Saved data entries

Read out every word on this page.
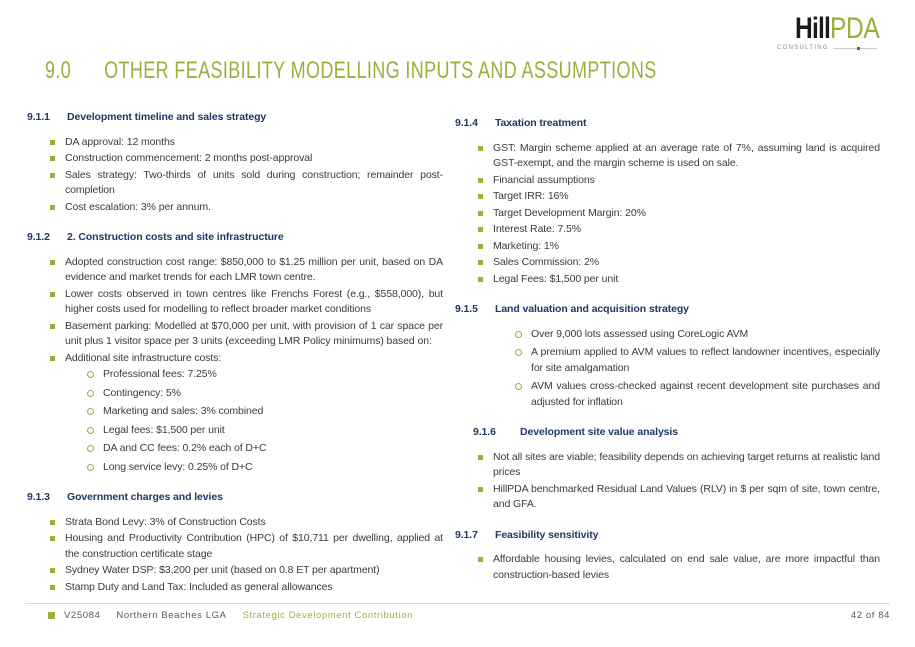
HillPDA
CONSULTING
9.0 OTHER FEASIBILITY MODELLING INPUTS AND ASSUMPTIONS
9.1.1	Development timeline and sales strategy
DA approval: 12 months
Construction commencement: 2 months post-approval
Sales strategy: Two-thirds of units sold during construction; remainder post-completion
Cost escalation: 3% per annum.
9.1.2	2. Construction costs and site infrastructure
Adopted construction cost range: $850,000 to $1.25 million per unit, based on DA evidence and market trends for each LMR town centre.
Lower costs observed in town centres like Frenchs Forest (e.g., $558,000), but higher costs used for modelling to reflect broader market conditions
Basement parking: Modelled at $70,000 per unit, with provision of 1 car space per unit plus 1 visitor space per 3 units (exceeding LMR Policy minimums) based on:
Additional site infrastructure costs:
Professional fees: 7.25%
Contingency: 5%
Marketing and sales: 3% combined
Legal fees: $1,500 per unit
DA and CC fees: 0.2% each of D+C
Long service levy: 0.25% of D+C
9.1.3	Government charges and levies
Strata Bond Levy: 3% of Construction Costs
Housing and Productivity Contribution (HPC) of $10,711 per dwelling, applied at the construction certificate stage
Sydney Water DSP: $3,200 per unit (based on 0.8 ET per apartment)
Stamp Duty and Land Tax: Included as general allowances
9.1.4	Taxation treatment
GST: Margin scheme applied at an average rate of 7%, assuming land is acquired GST-exempt, and the margin scheme is used on sale.
Financial assumptions
Target IRR: 16%
Target Development Margin: 20%
Interest Rate: 7.5%
Marketing: 1%
Sales Commission: 2%
Legal Fees: $1,500 per unit
9.1.5	Land valuation and acquisition strategy
Over 9,000 lots assessed using CoreLogic AVM
A premium applied to AVM values to reflect landowner incentives, especially for site amalgamation
AVM values cross-checked against recent development site purchases and adjusted for inflation
9.1.6	Development site value analysis
Not all sites are viable; feasibility depends on achieving target returns at realistic land prices
HillPDA benchmarked Residual Land Values (RLV) in $ per sqm of site, town centre, and GFA.
9.1.7	Feasibility sensitivity
Affordable housing levies, calculated on end sale value, are more impactful than construction-based levies
V25084 Northern Beaches LGA Strategic Development Contribution	42 of 84
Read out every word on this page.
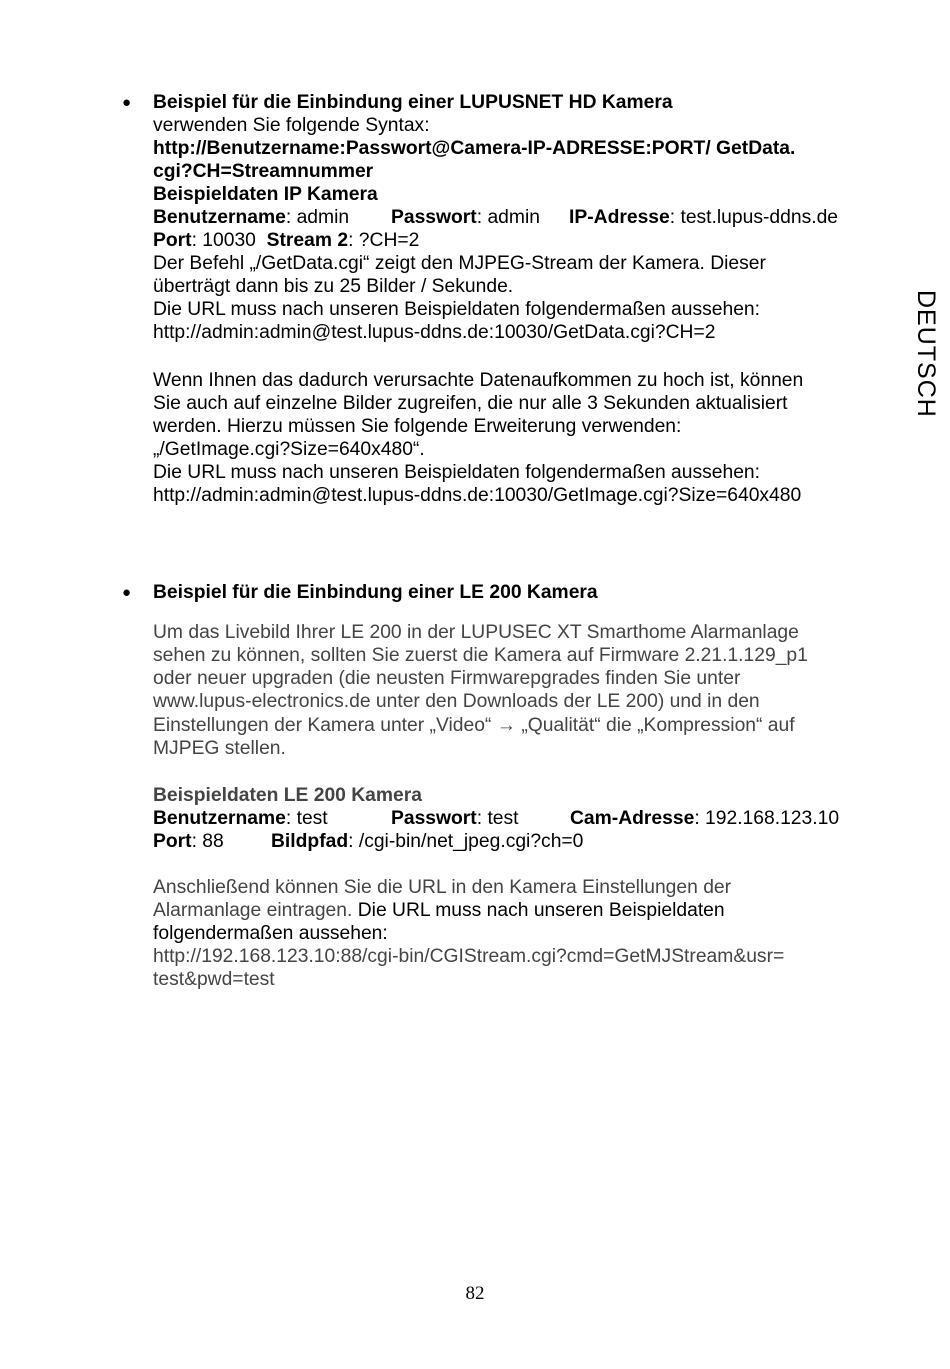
DEUTSCH
● Beispiel für die Einbindung einer LUPUSNET HD Kamera
verwenden Sie folgende Syntax:
http://Benutzername:Passwort@Camera-IP-ADRESSE:PORT/ GetData.
cgi?CH=Streamnummer
Beispieldaten IP Kamera
Benutzername: admin Passwort: admin IP-Adresse: test.lupus-ddns.de
Port: 10030 Stream 2: ?CH=2
Der Befehl „/GetData.cgi“ zeigt den MJPEG-Stream der Kamera. Dieser
überträgt dann bis zu 25 Bilder / Sekunde.
Die URL muss nach unseren Beispieldaten folgendermaßen aussehen:
http://admin:admin@test.lupus-ddns.de:10030/GetData.cgi?CH=2
Wenn Ihnen das dadurch verursachte Datenaufkommen zu hoch ist, können
Sie auch auf einzelne Bilder zugreifen, die nur alle 3 Sekunden aktualisiert
werden. Hierzu müssen Sie folgende Erweiterung verwenden:
„/GetImage.cgi?Size=640x480“.
Die URL muss nach unseren Beispieldaten folgendermaßen aussehen:
http://admin:admin@test.lupus-ddns.de:10030/GetImage.cgi?Size=640x480
● Beispiel für die Einbindung einer LE 200 Kamera
Um das Livebild Ihrer LE 200 in der LUPUSEC XT Smarthome Alarmanlage
sehen zu können, sollten Sie zuerst die Kamera auf Firmware 2.21.1.129_p1
oder neuer upgraden (die neusten Firmwarepgrades finden Sie unter
www.lupus-electronics.de unter den Downloads der LE 200) und in den
Einstellungen der Kamera unter „Video“ → „Qualität“ die „Kompression“ auf
MJPEG stellen.
Beispieldaten LE 200 Kamera
Benutzername: test	Passwort: test	Cam-Adresse: 192.168.123.10
Port: 88 Bildpfad: /cgi-bin/net_jpeg.cgi?ch=0
Anschließend können Sie die URL in den Kamera Einstellungen der
Alarmanlage eintragen. Die URL muss nach unseren Beispieldaten
folgendermaßen aussehen:
http://192.168.123.10:88/cgi-bin/CGIStream.cgi?cmd=GetMJStream&usr=
test&pwd=test
82
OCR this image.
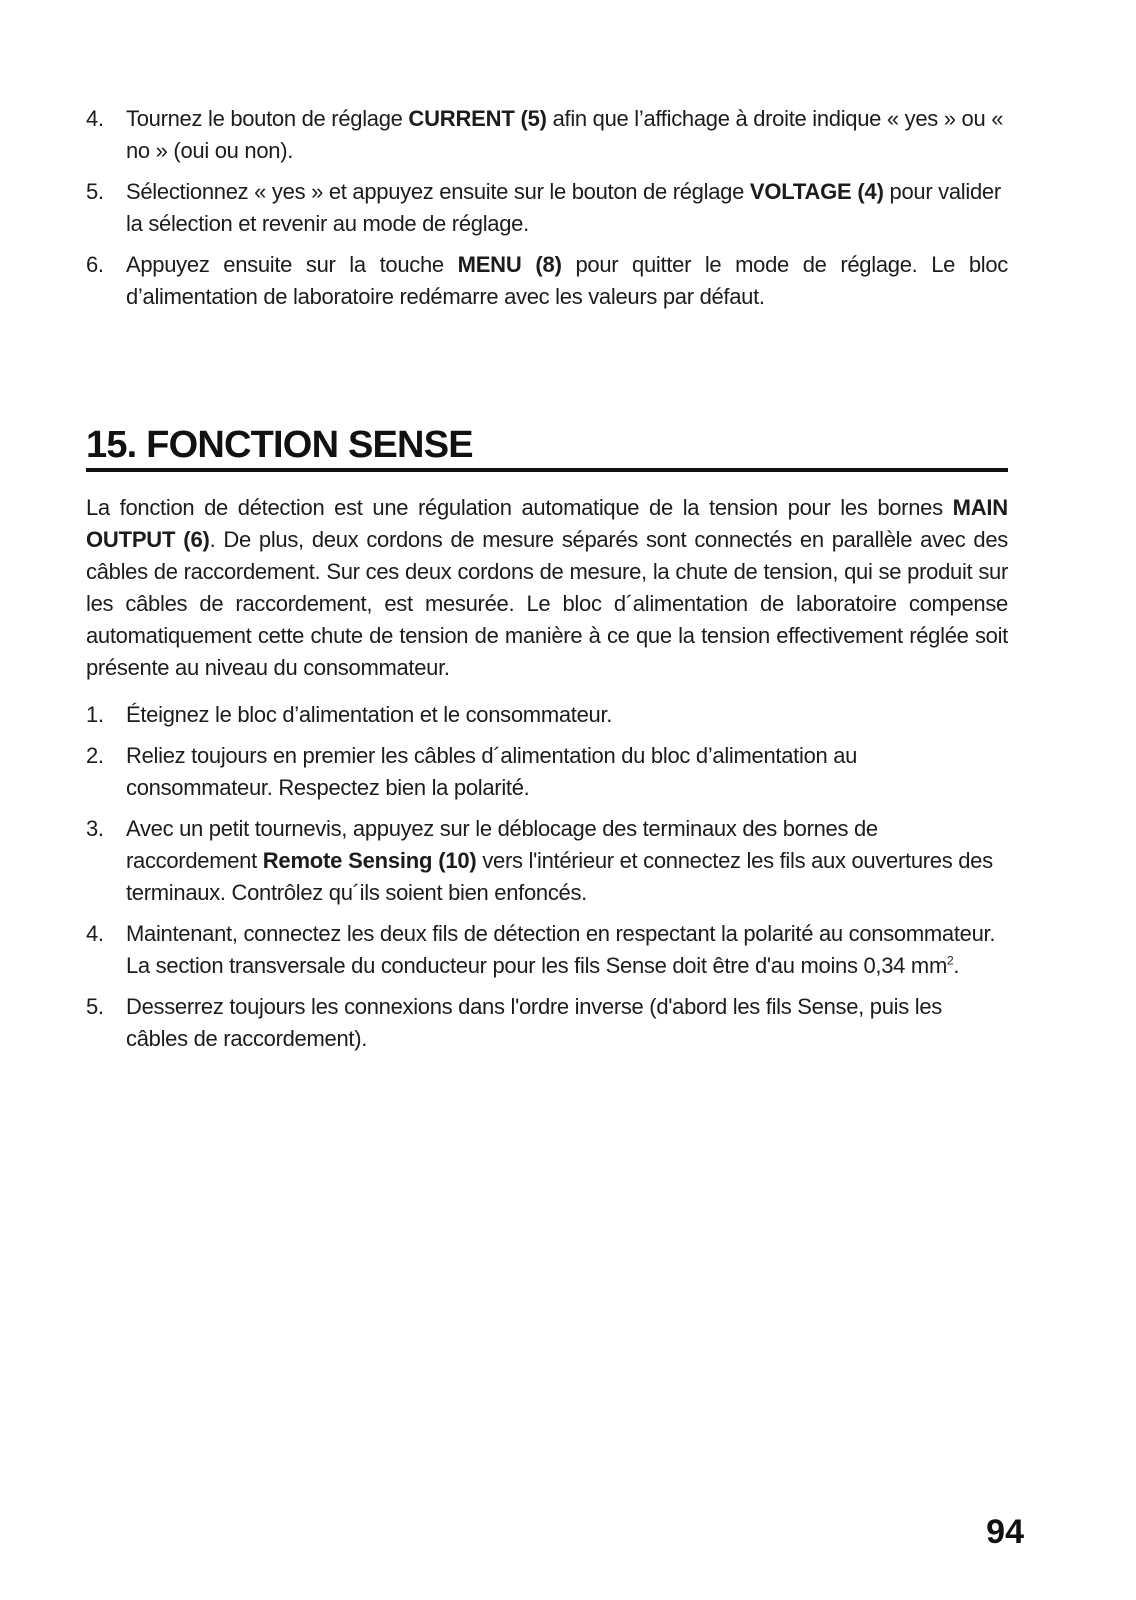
4. Tournez le bouton de réglage CURRENT (5) afin que l’affichage à droite indique « yes » ou « no » (oui ou non).
5. Sélectionnez « yes » et appuyez ensuite sur le bouton de réglage VOLTAGE (4) pour valider la sélection et revenir au mode de réglage.
6. Appuyez ensuite sur la touche MENU (8) pour quitter le mode de réglage. Le bloc d’alimentation de laboratoire redémarre avec les valeurs par défaut.
15. FONCTION SENSE

La fonction de détection est une régulation automatique de la tension pour les bornes MAIN OUTPUT (6). De plus, deux cordons de mesure séparés sont connectés en parallèle avec des câbles de raccordement. Sur ces deux cordons de mesure, la chute de tension, qui se produit sur les câbles de raccordement, est mesurée. Le bloc d´alimentation de laboratoire compense automatiquement cette chute de tension de manière à ce que la tension effectivement réglée soit présente au niveau du consommateur.

1. Éteignez le bloc d’alimentation et le consommateur.
2. Reliez toujours en premier les câbles d´alimentation du bloc d’alimentation au consommateur. Respectez bien la polarité.
3. Avec un petit tournevis, appuyez sur le déblocage des terminaux des bornes de raccordement Remote Sensing (10) vers l'intérieur et connectez les fils aux ouvertures des terminaux. Contrôlez qu´ils soient bien enfoncés.
4. Maintenant, connectez les deux fils de détection en respectant la polarité au consommateur. La section transversale du conducteur pour les fils Sense doit être d'au moins 0,34 $mm^2$.
5. Desserrez toujours les connexions dans l'ordre inverse (d'abord les fils Sense, puis les câbles de raccordement).
94
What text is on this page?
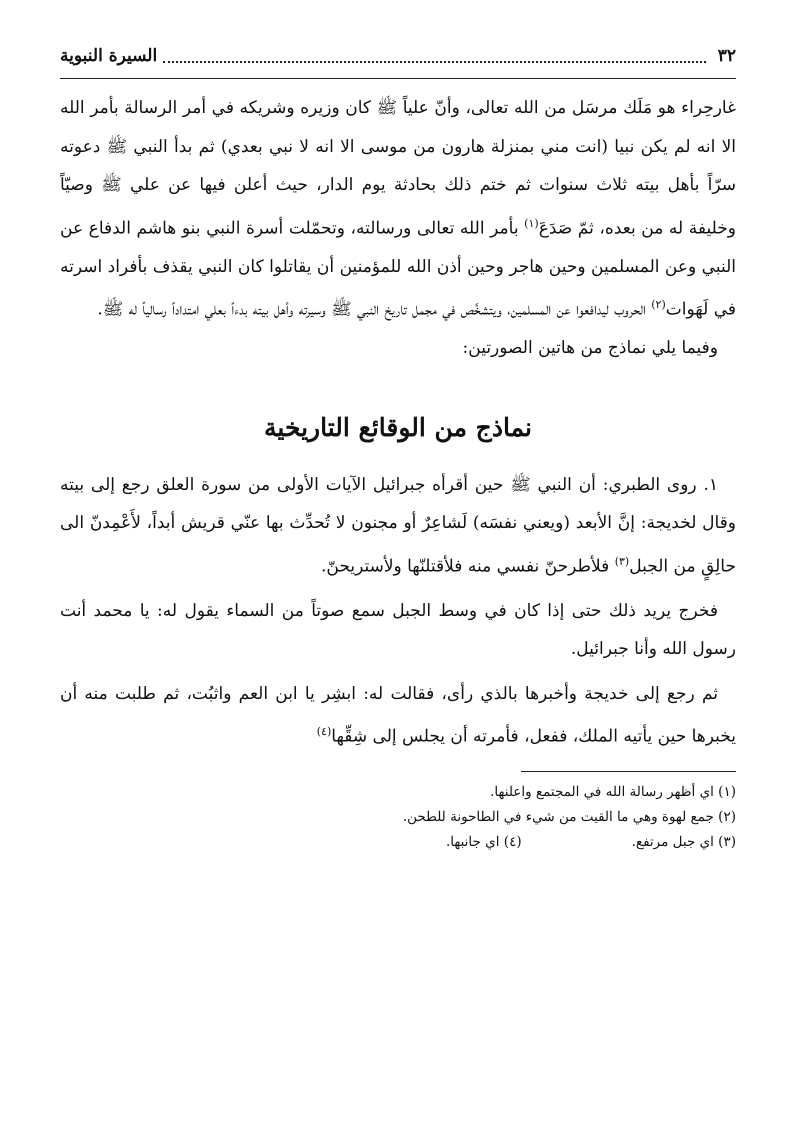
٣٢
السيرة النبوية

غارحِراء هو مَلَك مرسَل من الله تعالى، وأنّ علياً ﷺ كان وزيره وشريكه في أمر الرسالة بأمر الله الا انه لم يكن نبيا (انت مني بمنزلة هارون من موسى الا انه لا نبي بعدي) ثم بدأ النبي ﷺ دعوته سرّاً بأهل بيته ثلاث سنوات ثم ختم ذلك بحادثة يوم الدار، حيث أعلن فيها عن علي ﷺ وصيّاً وخليفة له من بعده، ثمّ صَدَعَ$^{(١)}$ بأمر الله تعالى ورسالته، وتحمّلت أسرة النبي بنو هاشم الدفاع عن النبي وعن المسلمين وحين هاجر وحين أذن الله للمؤمنين أن يقاتلوا كان النبي يقذف بأفراد اسرته في لَهَوات$^{(٢)}$ الحروب ليدافعوا عن المسلمين، ويتشخَّص في مجمل تاريخ النبي ﷺ وسيرته وأهل بيته بدءاً بعلي امتداداً رسالياً له ﷺ.

وفيما يلي نماذج من هاتين الصورتين:

نماذج من الوقائع التاريخية

١. روى الطبري: أن النبي ﷺ حين أقرأه جبرائيل الآيات الأولى من سورة العلق رجع إلى بيته وقال لخديجة: إنَّ الأبعد (ويعني نفسَه) لَشاعِرٌ أو مجنون لا تُحدِّث بها عنّي قريش أبداً، لأَعْمِدنّ الى حالِقٍ من الجبل$^{(٣)}$ فلأطرحنّ نفسي منه فلأقتلنّها ولأستريحنّ.

فخرج يريد ذلك حتى إذا كان في وسط الجبل سمع صوتاً من السماء يقول له: يا محمد أنت رسول الله وأنا جبرائيل.

ثم رجع إلى خديجة وأخبرها بالذي رأى، فقالت له: ابشِر يا ابن العم واثبُت، ثم طلبت منه أن يخبرها حين يأتيه الملك، ففعل، فأمرته أن يجلس إلى شِقِّها$^{(٤)}$

(١) اي أظهر رسالة الله في المجتمع واعلنها.
(٢) جمع لهوة وهي ما القيت من شيء في الطاحونة للطحن.
(٣) اي جبل مرتفع.
(٤) اي جانبها.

* **GIVEN PROBLEM**: Of the lines in the data above, how many contain the word "infrastructure"? Give only that figure.

* **TASK OUTPUT**: 2